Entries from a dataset
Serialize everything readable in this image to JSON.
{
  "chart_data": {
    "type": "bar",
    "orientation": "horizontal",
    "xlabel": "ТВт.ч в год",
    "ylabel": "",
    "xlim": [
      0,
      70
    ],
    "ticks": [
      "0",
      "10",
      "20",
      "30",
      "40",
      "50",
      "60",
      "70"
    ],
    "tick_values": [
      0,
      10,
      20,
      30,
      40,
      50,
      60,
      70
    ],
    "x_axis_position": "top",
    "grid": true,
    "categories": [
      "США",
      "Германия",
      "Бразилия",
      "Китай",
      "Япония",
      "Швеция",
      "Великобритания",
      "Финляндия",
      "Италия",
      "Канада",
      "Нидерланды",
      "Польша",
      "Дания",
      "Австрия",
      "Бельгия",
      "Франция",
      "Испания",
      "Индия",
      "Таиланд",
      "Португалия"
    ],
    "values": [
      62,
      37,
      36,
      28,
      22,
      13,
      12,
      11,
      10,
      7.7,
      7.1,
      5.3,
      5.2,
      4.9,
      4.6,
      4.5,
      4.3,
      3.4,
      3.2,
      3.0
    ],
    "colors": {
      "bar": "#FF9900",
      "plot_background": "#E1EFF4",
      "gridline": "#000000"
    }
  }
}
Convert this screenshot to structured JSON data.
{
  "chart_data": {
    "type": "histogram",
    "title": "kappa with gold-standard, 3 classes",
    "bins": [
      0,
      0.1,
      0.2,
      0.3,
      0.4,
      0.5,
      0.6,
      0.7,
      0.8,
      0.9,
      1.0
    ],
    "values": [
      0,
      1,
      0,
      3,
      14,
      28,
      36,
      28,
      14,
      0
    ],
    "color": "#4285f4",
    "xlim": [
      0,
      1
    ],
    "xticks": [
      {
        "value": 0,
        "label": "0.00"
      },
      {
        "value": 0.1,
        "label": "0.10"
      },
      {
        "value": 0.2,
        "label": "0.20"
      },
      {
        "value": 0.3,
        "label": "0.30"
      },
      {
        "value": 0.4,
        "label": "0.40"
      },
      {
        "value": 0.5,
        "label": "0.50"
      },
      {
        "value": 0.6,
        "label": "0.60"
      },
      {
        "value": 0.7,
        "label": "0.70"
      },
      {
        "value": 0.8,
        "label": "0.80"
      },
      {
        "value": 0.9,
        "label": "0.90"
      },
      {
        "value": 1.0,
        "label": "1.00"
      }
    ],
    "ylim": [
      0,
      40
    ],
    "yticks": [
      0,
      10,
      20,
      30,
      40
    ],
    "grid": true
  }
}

* [TASK DESCRIPTION] Transcribe all lines as written.

* [FULL OUTPUT]
Serialize everything readable in this image to JSON.
{
  "chart_data": {
    "type": "bar",
    "orientation": "horizontal",
    "xlabel": "ТВт.ч в год",
    "ylabel": "",
    "xlim": [
      0,
      70
    ],
    "ticks": [
      "0",
      "10",
      "20",
      "30",
      "40",
      "50",
      "60",
      "70"
    ],
    "tick_values": [
      0,
      10,
      20,
      30,
      40,
      50,
      60,
      70
    ],
    "x_axis_position": "top",
    "grid": true,
    "categories": [
      "США",
      "Германия",
      "Бразилия",
      "Китай",
      "Япония",
      "Швеция",
      "Великобритания",
      "Финляндия",
      "Италия",
      "Канада",
      "Нидерланды",
      "Польша",
      "Дания",
      "Австрия",
      "Бельгия",
      "Франция",
      "Испания",
      "Индия",
      "Таиланд",
      "Португалия"
    ],
    "values": [
      62,
      37,
      36,
      28,
      22,
      13,
      12,
      11,
      10,
      7.7,
      7.1,
      5.3,
      5.2,
      4.9,
      4.6,
      4.5,
      4.3,
      3.4,
      3.2,
      3.0
    ],
    "colors": {
      "bar": "#FF9900",
      "plot_background": "#E1EFF4",
      "gridline": "#000000"
    }
  }
}
Convert this screenshot to structured JSON data.
{
  "chart_data": {
    "type": "histogram",
    "title": "kappa with gold-standard, 3 classes",
    "bins": [
      0,
      0.1,
      0.2,
      0.3,
      0.4,
      0.5,
      0.6,
      0.7,
      0.8,
      0.9,
      1.0
    ],
    "values": [
      0,
      1,
      0,
      3,
      14,
      28,
      36,
      28,
      14,
      0
    ],
    "color": "#4285f4",
    "xlim": [
      0,
      1
    ],
    "xticks": [
      {
        "value": 0,
        "label": "0.00"
      },
      {
        "value": 0.1,
        "label": "0.10"
      },
      {
        "value": 0.2,
        "label": "0.20"
      },
      {
        "value": 0.3,
        "label": "0.30"
      },
      {
        "value": 0.4,
        "label": "0.40"
      },
      {
        "value": 0.5,
        "label": "0.50"
      },
      {
        "value": 0.6,
        "label": "0.60"
      },
      {
        "value": 0.7,
        "label": "0.70"
      },
      {
        "value": 0.8,
        "label": "0.80"
      },
      {
        "value": 0.9,
        "label": "0.90"
      },
      {
        "value": 1.0,
        "label": "1.00"
      }
    ],
    "ylim": [
      0,
      40
    ],
    "yticks": [
      0,
      10,
      20,
      30,
      40
    ],
    "grid": true
  }
}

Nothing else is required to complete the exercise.